• **REQUEST**: Give only the number of lines in the listing below where the string "dari" occurs.

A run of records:
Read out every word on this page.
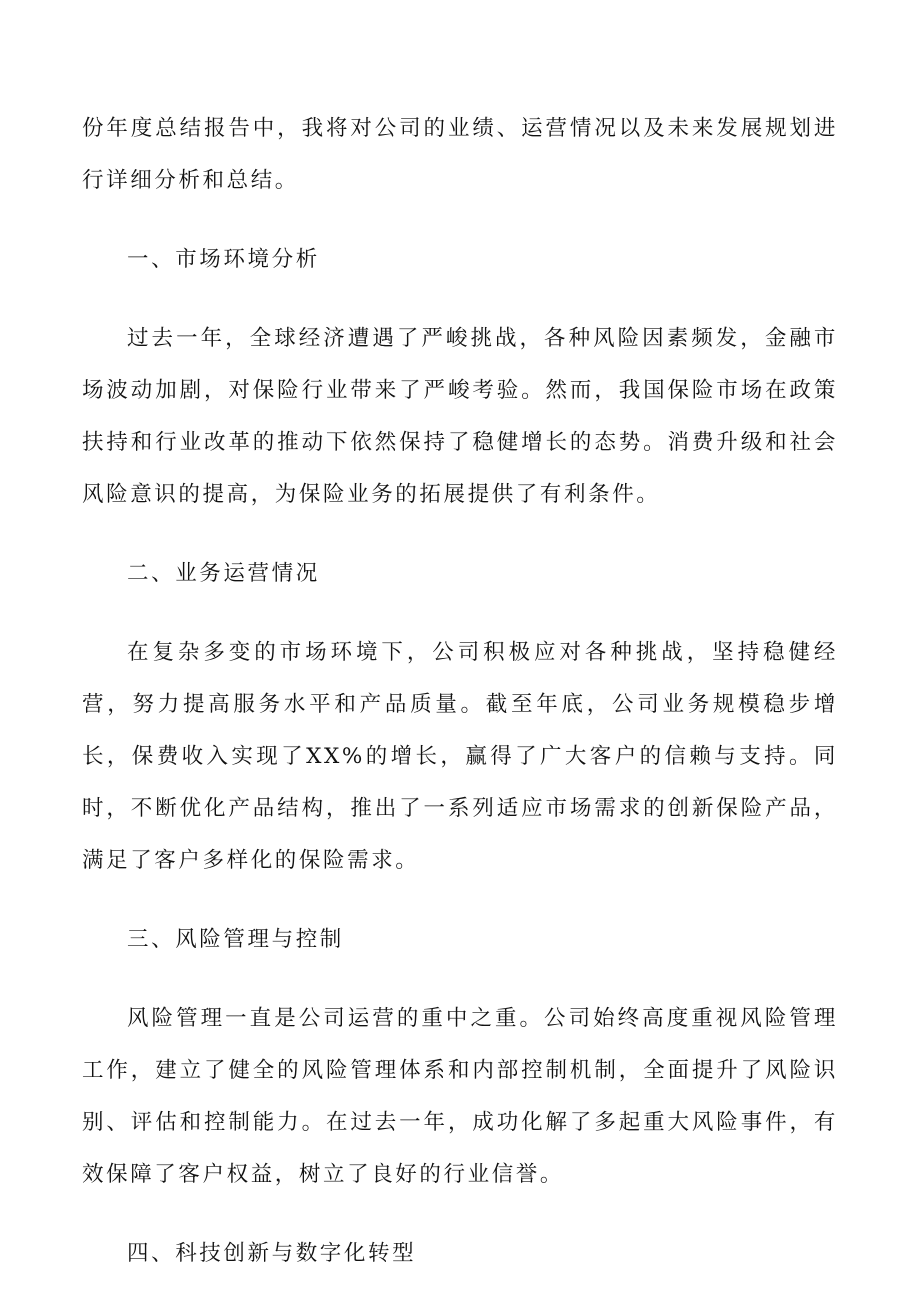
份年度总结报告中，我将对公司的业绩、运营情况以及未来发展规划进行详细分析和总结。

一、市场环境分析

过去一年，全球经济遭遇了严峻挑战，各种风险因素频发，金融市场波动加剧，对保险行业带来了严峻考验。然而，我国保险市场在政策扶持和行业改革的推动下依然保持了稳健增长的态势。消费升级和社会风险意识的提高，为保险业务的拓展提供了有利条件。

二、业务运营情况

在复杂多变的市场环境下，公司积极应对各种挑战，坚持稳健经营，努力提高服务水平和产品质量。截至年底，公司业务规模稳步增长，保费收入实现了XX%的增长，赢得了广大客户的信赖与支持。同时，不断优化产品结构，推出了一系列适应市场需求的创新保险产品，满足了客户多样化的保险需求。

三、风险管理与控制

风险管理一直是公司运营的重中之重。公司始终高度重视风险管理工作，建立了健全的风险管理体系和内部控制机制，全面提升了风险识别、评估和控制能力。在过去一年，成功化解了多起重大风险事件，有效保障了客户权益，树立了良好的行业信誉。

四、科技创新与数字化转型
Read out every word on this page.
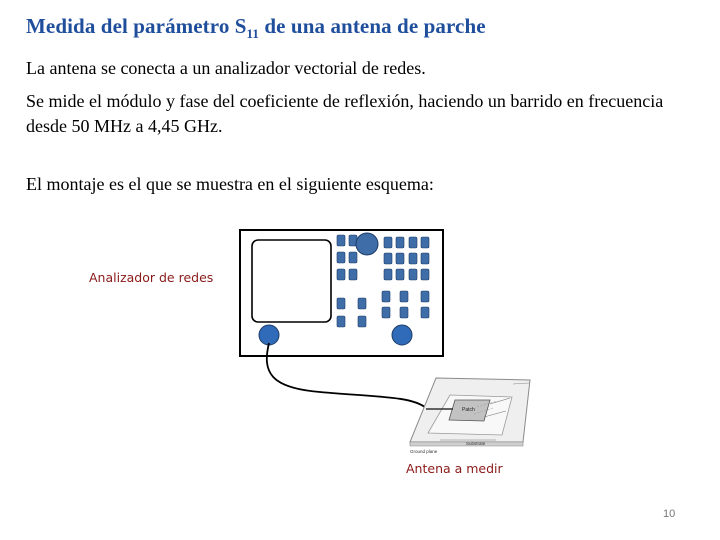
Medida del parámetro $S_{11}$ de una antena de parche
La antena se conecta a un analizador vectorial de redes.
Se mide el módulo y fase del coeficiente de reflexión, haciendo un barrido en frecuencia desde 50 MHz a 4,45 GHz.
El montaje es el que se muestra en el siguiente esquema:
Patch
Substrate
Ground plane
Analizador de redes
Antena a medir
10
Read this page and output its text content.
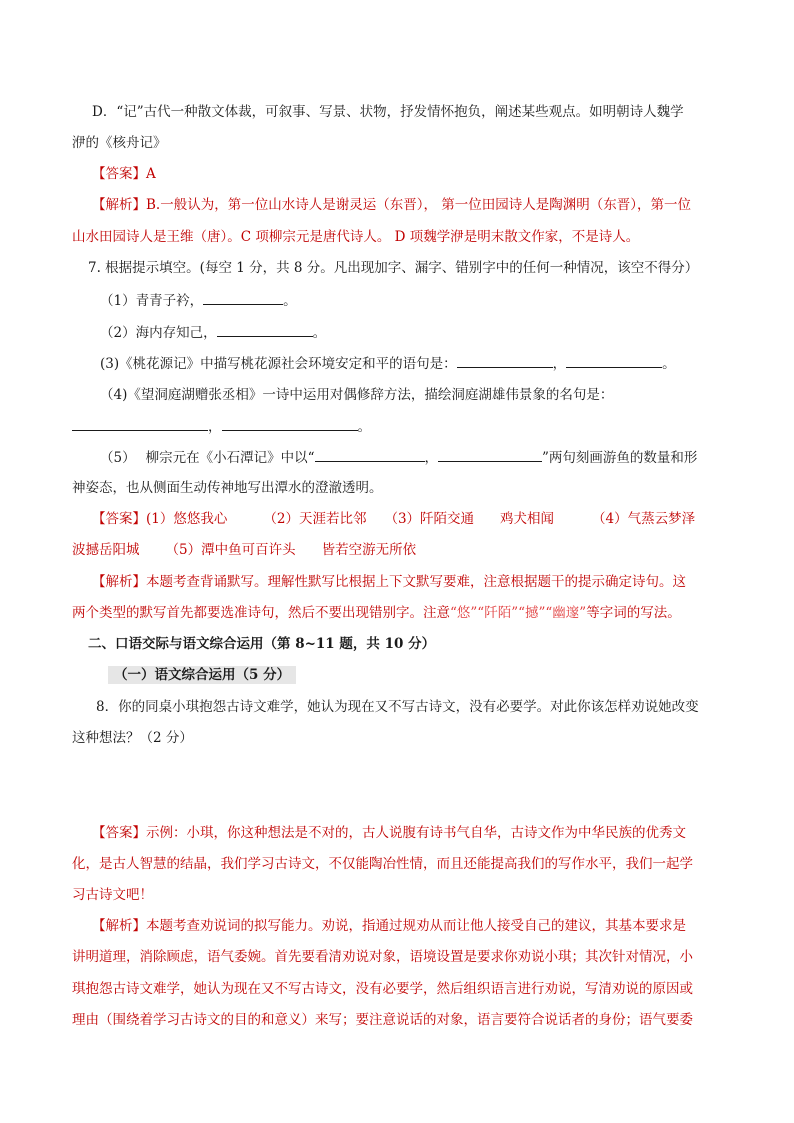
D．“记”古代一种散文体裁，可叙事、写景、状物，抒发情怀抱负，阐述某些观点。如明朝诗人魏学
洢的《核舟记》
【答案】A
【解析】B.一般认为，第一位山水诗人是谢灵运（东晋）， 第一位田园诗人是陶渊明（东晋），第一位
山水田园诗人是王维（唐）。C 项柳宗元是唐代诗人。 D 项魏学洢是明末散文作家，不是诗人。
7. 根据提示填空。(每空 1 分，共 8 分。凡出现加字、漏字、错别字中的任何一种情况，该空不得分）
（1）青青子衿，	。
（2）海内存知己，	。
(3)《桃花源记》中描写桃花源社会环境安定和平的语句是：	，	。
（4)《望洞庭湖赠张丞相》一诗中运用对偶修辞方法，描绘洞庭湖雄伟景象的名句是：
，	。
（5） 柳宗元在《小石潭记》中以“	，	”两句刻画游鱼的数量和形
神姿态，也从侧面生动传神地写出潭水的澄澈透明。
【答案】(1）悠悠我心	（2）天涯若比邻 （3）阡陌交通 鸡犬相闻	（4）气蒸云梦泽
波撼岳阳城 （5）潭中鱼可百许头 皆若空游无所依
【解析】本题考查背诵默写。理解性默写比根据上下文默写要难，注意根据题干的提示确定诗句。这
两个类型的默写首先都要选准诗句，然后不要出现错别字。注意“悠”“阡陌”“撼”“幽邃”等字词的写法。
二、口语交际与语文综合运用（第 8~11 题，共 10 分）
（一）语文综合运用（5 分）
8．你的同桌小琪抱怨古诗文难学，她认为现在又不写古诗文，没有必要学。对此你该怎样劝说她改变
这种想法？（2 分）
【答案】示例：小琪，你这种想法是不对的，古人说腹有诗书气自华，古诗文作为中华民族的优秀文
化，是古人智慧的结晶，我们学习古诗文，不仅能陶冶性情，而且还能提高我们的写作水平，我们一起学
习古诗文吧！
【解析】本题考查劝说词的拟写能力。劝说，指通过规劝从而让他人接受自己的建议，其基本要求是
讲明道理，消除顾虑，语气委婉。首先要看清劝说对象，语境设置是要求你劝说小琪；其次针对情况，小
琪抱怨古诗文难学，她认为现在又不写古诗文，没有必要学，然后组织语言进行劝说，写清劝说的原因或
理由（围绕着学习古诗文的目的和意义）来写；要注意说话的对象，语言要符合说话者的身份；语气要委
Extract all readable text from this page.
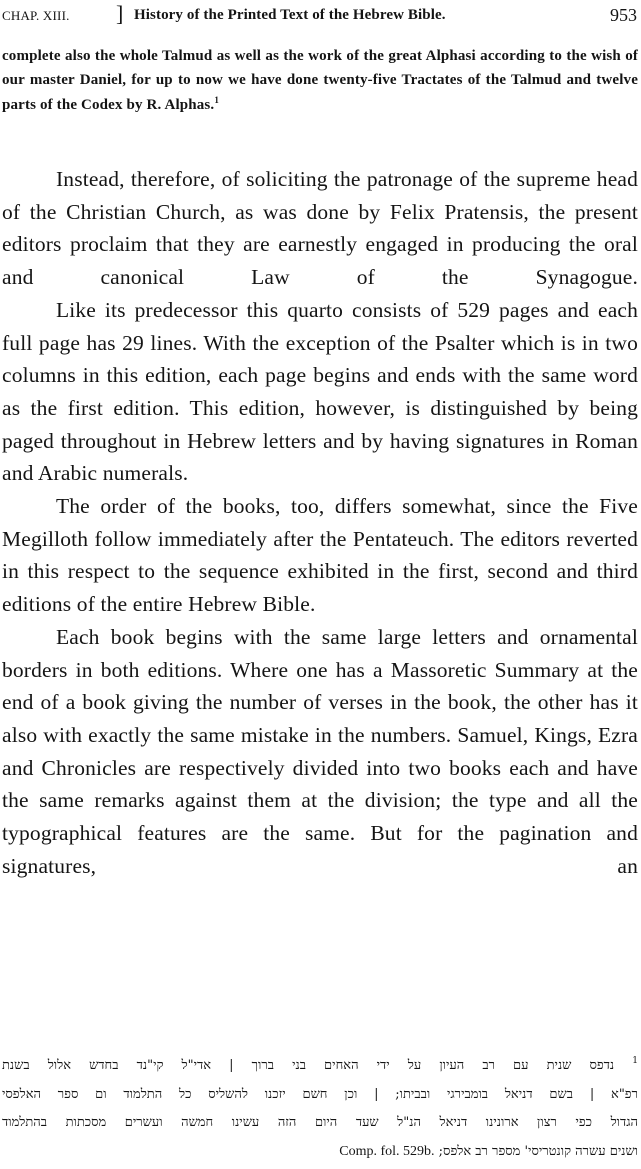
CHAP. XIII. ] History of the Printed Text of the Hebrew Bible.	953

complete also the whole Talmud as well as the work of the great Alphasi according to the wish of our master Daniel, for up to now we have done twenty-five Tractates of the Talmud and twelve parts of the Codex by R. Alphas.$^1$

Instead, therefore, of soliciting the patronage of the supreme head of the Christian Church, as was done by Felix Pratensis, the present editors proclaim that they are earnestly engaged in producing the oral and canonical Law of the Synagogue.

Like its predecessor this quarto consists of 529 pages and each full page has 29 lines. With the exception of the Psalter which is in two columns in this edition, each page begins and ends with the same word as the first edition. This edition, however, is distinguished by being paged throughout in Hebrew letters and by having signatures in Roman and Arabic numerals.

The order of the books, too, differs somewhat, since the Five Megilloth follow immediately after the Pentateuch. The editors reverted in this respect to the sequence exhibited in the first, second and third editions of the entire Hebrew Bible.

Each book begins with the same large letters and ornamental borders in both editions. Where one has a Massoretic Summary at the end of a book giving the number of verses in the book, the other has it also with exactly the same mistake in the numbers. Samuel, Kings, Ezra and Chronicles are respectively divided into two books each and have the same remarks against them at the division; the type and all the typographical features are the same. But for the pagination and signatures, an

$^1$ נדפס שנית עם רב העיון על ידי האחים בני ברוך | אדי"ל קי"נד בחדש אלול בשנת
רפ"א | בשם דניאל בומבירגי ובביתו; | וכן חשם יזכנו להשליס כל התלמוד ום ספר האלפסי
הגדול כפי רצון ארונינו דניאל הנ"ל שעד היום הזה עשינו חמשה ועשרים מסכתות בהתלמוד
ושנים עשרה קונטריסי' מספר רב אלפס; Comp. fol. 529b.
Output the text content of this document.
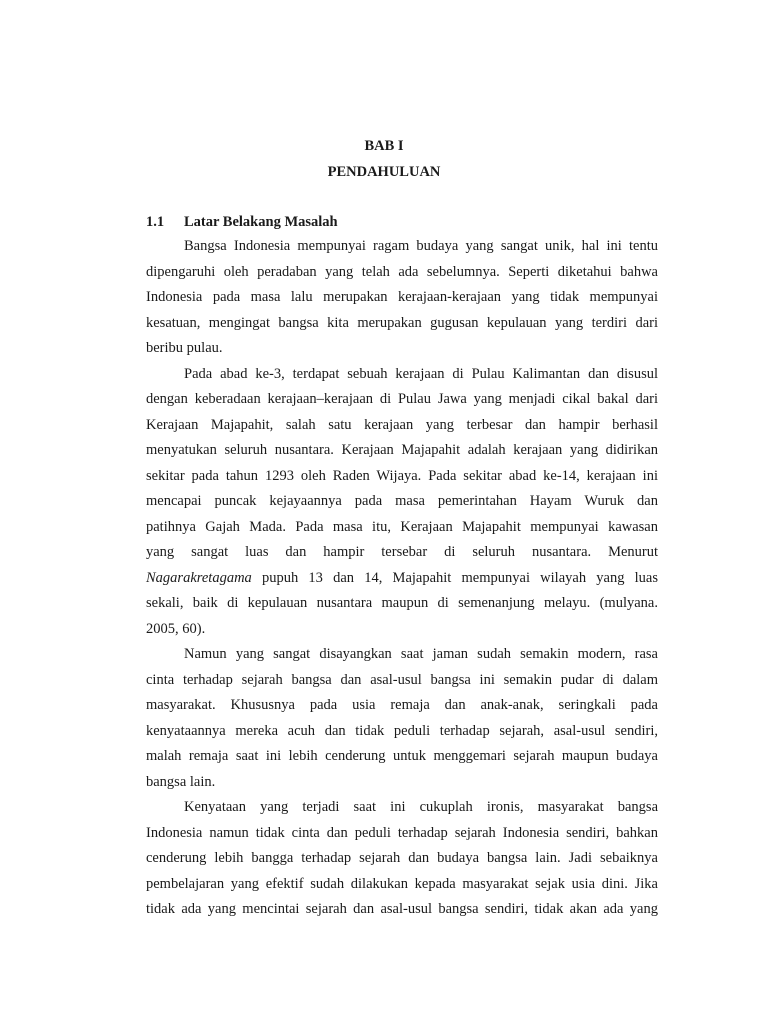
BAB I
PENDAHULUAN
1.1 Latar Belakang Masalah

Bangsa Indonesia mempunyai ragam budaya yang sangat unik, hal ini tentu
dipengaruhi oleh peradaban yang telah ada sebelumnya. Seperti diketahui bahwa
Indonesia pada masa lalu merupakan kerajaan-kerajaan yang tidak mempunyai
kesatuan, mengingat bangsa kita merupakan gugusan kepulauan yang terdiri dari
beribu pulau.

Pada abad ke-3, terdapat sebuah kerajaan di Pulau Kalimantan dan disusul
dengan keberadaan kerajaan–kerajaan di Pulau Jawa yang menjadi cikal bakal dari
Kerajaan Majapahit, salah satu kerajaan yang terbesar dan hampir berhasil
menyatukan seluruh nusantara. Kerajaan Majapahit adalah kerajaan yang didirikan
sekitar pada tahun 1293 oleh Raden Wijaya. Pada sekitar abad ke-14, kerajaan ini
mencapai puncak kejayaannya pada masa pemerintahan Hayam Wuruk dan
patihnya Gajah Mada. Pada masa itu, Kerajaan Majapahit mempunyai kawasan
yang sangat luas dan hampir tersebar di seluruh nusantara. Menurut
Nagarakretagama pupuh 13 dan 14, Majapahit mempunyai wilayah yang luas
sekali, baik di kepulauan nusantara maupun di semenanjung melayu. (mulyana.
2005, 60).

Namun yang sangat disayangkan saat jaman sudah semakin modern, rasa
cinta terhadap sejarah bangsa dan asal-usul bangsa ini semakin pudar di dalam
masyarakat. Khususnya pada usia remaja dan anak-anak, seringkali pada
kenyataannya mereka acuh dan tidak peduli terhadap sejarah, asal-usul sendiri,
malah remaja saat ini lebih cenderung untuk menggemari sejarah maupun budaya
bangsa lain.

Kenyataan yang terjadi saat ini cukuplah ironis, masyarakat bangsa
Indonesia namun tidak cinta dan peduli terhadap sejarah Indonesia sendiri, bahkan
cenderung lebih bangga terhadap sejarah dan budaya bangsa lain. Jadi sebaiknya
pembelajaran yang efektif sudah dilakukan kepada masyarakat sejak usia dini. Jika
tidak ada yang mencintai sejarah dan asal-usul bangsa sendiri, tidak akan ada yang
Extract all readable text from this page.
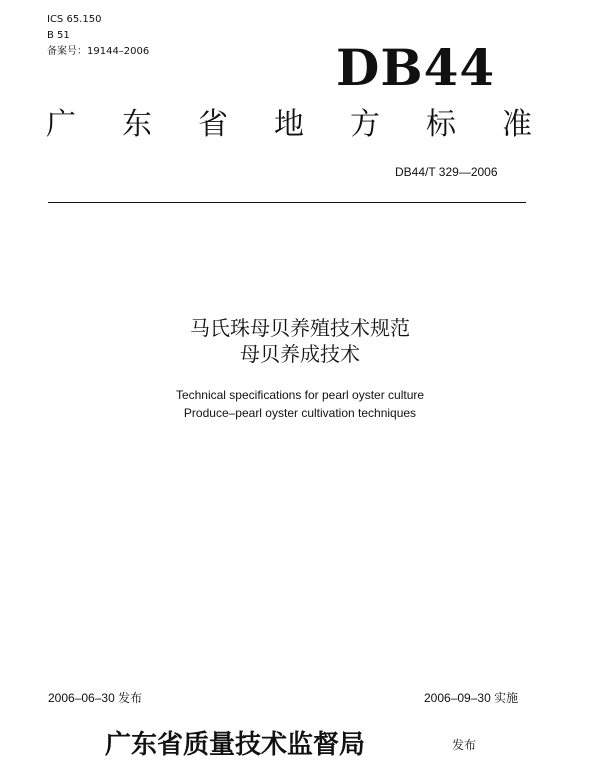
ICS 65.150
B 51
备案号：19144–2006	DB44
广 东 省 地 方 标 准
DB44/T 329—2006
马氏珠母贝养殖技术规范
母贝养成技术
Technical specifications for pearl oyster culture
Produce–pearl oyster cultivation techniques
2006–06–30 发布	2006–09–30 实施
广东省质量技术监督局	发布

• **RESULT OF THIS TASK**: 2